**The data:**
◆ ◆ ◆ ◆ ◆ ◆ ◆

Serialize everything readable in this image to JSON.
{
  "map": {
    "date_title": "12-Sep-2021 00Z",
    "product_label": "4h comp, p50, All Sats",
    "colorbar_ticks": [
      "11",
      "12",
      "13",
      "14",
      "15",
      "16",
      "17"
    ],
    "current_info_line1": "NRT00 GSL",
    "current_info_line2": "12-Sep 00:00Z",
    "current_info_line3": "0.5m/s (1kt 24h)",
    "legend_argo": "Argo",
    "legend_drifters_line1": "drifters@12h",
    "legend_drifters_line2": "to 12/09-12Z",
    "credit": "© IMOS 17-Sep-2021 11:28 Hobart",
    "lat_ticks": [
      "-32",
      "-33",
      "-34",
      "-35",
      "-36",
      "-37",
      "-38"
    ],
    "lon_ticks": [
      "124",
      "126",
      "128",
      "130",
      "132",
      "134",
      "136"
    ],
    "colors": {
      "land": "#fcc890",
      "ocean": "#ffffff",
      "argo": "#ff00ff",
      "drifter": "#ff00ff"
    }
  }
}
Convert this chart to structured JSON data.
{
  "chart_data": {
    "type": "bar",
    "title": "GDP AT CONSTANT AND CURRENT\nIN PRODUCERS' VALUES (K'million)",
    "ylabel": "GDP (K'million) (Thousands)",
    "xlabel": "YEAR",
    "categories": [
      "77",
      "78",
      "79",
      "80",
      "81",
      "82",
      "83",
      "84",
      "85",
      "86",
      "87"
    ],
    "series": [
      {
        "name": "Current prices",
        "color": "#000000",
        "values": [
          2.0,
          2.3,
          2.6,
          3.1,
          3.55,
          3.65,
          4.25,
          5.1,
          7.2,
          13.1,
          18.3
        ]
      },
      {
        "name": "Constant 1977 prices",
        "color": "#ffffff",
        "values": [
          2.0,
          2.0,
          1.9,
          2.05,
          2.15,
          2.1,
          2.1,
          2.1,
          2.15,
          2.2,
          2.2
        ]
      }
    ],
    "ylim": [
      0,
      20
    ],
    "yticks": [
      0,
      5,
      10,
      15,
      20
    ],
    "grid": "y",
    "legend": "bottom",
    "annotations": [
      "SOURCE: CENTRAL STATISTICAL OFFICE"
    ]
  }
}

◆ ◆ ◆ ◆ ◆ ◆ ◆

**What the task asks:** Transcribe each entry precisely, missing none.

**Correct answer:**
Serialize everything readable in this image to JSON.
{
  "map": {
    "date_title": "12-Sep-2021 00Z",
    "product_label": "4h comp, p50, All Sats",
    "colorbar_ticks": [
      "11",
      "12",
      "13",
      "14",
      "15",
      "16",
      "17"
    ],
    "current_info_line1": "NRT00 GSL",
    "current_info_line2": "12-Sep 00:00Z",
    "current_info_line3": "0.5m/s (1kt 24h)",
    "legend_argo": "Argo",
    "legend_drifters_line1": "drifters@12h",
    "legend_drifters_line2": "to 12/09-12Z",
    "credit": "© IMOS 17-Sep-2021 11:28 Hobart",
    "lat_ticks": [
      "-32",
      "-33",
      "-34",
      "-35",
      "-36",
      "-37",
      "-38"
    ],
    "lon_ticks": [
      "124",
      "126",
      "128",
      "130",
      "132",
      "134",
      "136"
    ],
    "colors": {
      "land": "#fcc890",
      "ocean": "#ffffff",
      "argo": "#ff00ff",
      "drifter": "#ff00ff"
    }
  }
}
Convert this chart to structured JSON data.
{
  "chart_data": {
    "type": "bar",
    "title": "GDP AT CONSTANT AND CURRENT\nIN PRODUCERS' VALUES (K'million)",
    "ylabel": "GDP (K'million) (Thousands)",
    "xlabel": "YEAR",
    "categories": [
      "77",
      "78",
      "79",
      "80",
      "81",
      "82",
      "83",
      "84",
      "85",
      "86",
      "87"
    ],
    "series": [
      {
        "name": "Current prices",
        "color": "#000000",
        "values": [
          2.0,
          2.3,
          2.6,
          3.1,
          3.55,
          3.65,
          4.25,
          5.1,
          7.2,
          13.1,
          18.3
        ]
      },
      {
        "name": "Constant 1977 prices",
        "color": "#ffffff",
        "values": [
          2.0,
          2.0,
          1.9,
          2.05,
          2.15,
          2.1,
          2.1,
          2.1,
          2.15,
          2.2,
          2.2
        ]
      }
    ],
    "ylim": [
      0,
      20
    ],
    "yticks": [
      0,
      5,
      10,
      15,
      20
    ],
    "grid": "y",
    "legend": "bottom",
    "annotations": [
      "SOURCE: CENTRAL STATISTICAL OFFICE"
    ]
  }
}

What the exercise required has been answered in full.